**To do**
Transcribe the listing verbatim. Do not carry over any pictures.

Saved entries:
** begin **
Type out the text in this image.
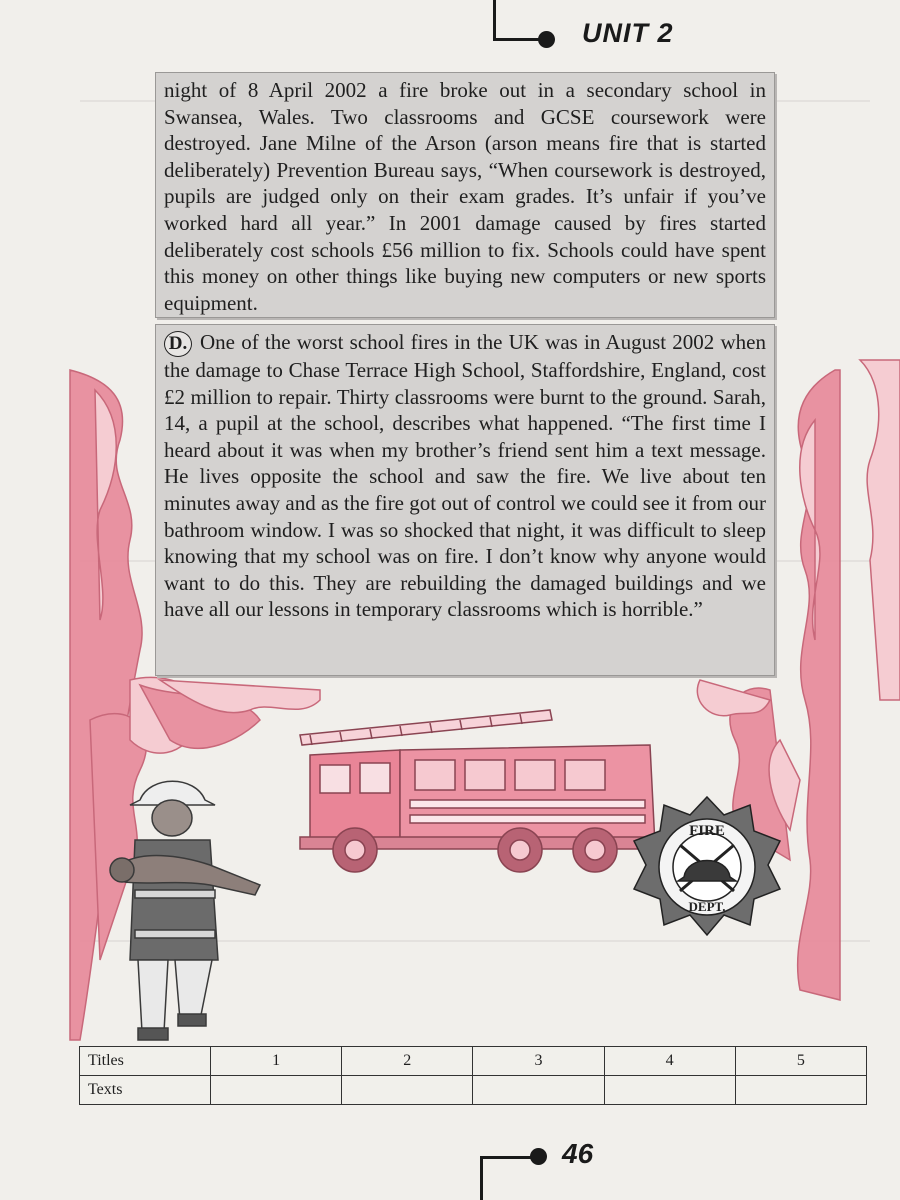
UNIT 2

night of 8 April 2002 a fire broke out in a secondary school in Swansea, Wales. Two classrooms and GCSE coursework were destroyed. Jane Milne of the Arson (arson means fire that is started deliberately) Prevention Bureau says, “When coursework is destroyed, pupils are judged only on their exam grades. It’s unfair if you’ve worked hard all year.” In 2001 damage caused by fires started deliberately cost schools £56 million to fix. Schools could have spent this money on other things like buying new computers or new sports equipment.

D. One of the worst school fires in the UK was in August 2002 when the damage to Chase Terrace High School, Staffordshire, England, cost £2 million to repair. Thirty classrooms were burnt to the ground. Sarah, 14, a pupil at the school, describes what happened. “The first time I heard about it was when my brother’s friend sent him a text message. He lives opposite the school and saw the fire. We live about ten minutes away and as the fire got out of control we could see it from our bathroom window. I was so shocked that night, it was difficult to sleep knowing that my school was on fire. I don’t know why anyone would want to do this. They are rebuilding the damaged buildings and we have all our lessons in temporary classrooms which is horrible.”

FIRE
DEPT.
Titles	1	2	3	4	5
Texts					
46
** end **
**Response below**
Type out the text in this image.
UNIT 2

night of 8 April 2002 a fire broke out in a secondary school in Swansea, Wales. Two classrooms and GCSE coursework were destroyed. Jane Milne of the Arson (arson means fire that is started deliberately) Prevention Bureau says, “When coursework is destroyed, pupils are judged only on their exam grades. It’s unfair if you’ve worked hard all year.” In 2001 damage caused by fires started deliberately cost schools £56 million to fix. Schools could have spent this money on other things like buying new computers or new sports equipment.

D. One of the worst school fires in the UK was in August 2002 when the damage to Chase Terrace High School, Staffordshire, England, cost £2 million to repair. Thirty classrooms were burnt to the ground. Sarah, 14, a pupil at the school, describes what happened. “The first time I heard about it was when my brother’s friend sent him a text message. He lives opposite the school and saw the fire. We live about ten minutes away and as the fire got out of control we could see it from our bathroom window. I was so shocked that night, it was difficult to sleep knowing that my school was on fire. I don’t know why anyone would want to do this. They are rebuilding the damaged buildings and we have all our lessons in temporary classrooms which is horrible.”

FIRE
DEPT.
Titles	1	2	3	4	5
Texts					
46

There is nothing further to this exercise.